Stated exercise:
Write the material out again exactly as it stands.

-- -- --

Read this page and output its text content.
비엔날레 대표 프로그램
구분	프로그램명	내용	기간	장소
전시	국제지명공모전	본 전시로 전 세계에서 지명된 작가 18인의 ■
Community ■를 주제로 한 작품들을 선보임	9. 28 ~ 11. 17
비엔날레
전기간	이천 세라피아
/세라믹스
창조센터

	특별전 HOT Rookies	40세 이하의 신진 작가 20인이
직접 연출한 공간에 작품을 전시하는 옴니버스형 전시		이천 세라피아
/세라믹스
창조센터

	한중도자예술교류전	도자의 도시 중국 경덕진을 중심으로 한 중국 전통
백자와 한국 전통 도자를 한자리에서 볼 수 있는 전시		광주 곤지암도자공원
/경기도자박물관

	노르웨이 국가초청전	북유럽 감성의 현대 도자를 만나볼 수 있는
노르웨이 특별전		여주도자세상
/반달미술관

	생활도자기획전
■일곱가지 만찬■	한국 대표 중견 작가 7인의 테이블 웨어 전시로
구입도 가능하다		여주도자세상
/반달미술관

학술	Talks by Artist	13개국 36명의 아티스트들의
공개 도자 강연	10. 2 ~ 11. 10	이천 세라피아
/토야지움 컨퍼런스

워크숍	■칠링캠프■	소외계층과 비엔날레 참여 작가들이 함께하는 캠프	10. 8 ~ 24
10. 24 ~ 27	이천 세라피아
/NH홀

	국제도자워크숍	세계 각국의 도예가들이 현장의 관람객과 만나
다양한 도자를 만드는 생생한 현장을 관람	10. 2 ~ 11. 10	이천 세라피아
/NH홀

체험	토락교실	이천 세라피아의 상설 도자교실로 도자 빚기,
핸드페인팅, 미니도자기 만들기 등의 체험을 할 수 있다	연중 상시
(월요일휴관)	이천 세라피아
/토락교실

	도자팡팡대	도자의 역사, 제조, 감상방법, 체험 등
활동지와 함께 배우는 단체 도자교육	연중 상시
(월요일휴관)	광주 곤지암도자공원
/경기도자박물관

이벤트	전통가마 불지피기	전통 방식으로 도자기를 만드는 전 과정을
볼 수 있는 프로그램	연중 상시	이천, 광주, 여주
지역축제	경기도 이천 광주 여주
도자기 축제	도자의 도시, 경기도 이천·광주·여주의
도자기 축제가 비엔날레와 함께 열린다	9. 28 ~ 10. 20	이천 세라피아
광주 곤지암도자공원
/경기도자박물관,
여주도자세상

-- -- --

Correct response:
Read this page and output its text content.
비엔날레 대표 프로그램
구분	프로그램명	내용	기간	장소
전시	국제지명공모전	본 전시로 전 세계에서 지명된 작가 18인의 ■
Community ■를 주제로 한 작품들을 선보임	9. 28 ~ 11. 17
비엔날레
전기간	이천 세라피아
/세라믹스
창조센터

	특별전 HOT Rookies	40세 이하의 신진 작가 20인이
직접 연출한 공간에 작품을 전시하는 옴니버스형 전시		이천 세라피아
/세라믹스
창조센터

	한중도자예술교류전	도자의 도시 중국 경덕진을 중심으로 한 중국 전통
백자와 한국 전통 도자를 한자리에서 볼 수 있는 전시		광주 곤지암도자공원
/경기도자박물관

	노르웨이 국가초청전	북유럽 감성의 현대 도자를 만나볼 수 있는
노르웨이 특별전		여주도자세상
/반달미술관

	생활도자기획전
■일곱가지 만찬■	한국 대표 중견 작가 7인의 테이블 웨어 전시로
구입도 가능하다		여주도자세상
/반달미술관

학술	Talks by Artist	13개국 36명의 아티스트들의
공개 도자 강연	10. 2 ~ 11. 10	이천 세라피아
/토야지움 컨퍼런스

워크숍	■칠링캠프■	소외계층과 비엔날레 참여 작가들이 함께하는 캠프	10. 8 ~ 24
10. 24 ~ 27	이천 세라피아
/NH홀

	국제도자워크숍	세계 각국의 도예가들이 현장의 관람객과 만나
다양한 도자를 만드는 생생한 현장을 관람	10. 2 ~ 11. 10	이천 세라피아
/NH홀

체험	토락교실	이천 세라피아의 상설 도자교실로 도자 빚기,
핸드페인팅, 미니도자기 만들기 등의 체험을 할 수 있다	연중 상시
(월요일휴관)	이천 세라피아
/토락교실

	도자팡팡대	도자의 역사, 제조, 감상방법, 체험 등
활동지와 함께 배우는 단체 도자교육	연중 상시
(월요일휴관)	광주 곤지암도자공원
/경기도자박물관

이벤트	전통가마 불지피기	전통 방식으로 도자기를 만드는 전 과정을
볼 수 있는 프로그램	연중 상시	이천, 광주, 여주
지역축제	경기도 이천 광주 여주
도자기 축제	도자의 도시, 경기도 이천·광주·여주의
도자기 축제가 비엔날레와 함께 열린다	9. 28 ~ 10. 20	이천 세라피아
광주 곤지암도자공원
/경기도자박물관,
여주도자세상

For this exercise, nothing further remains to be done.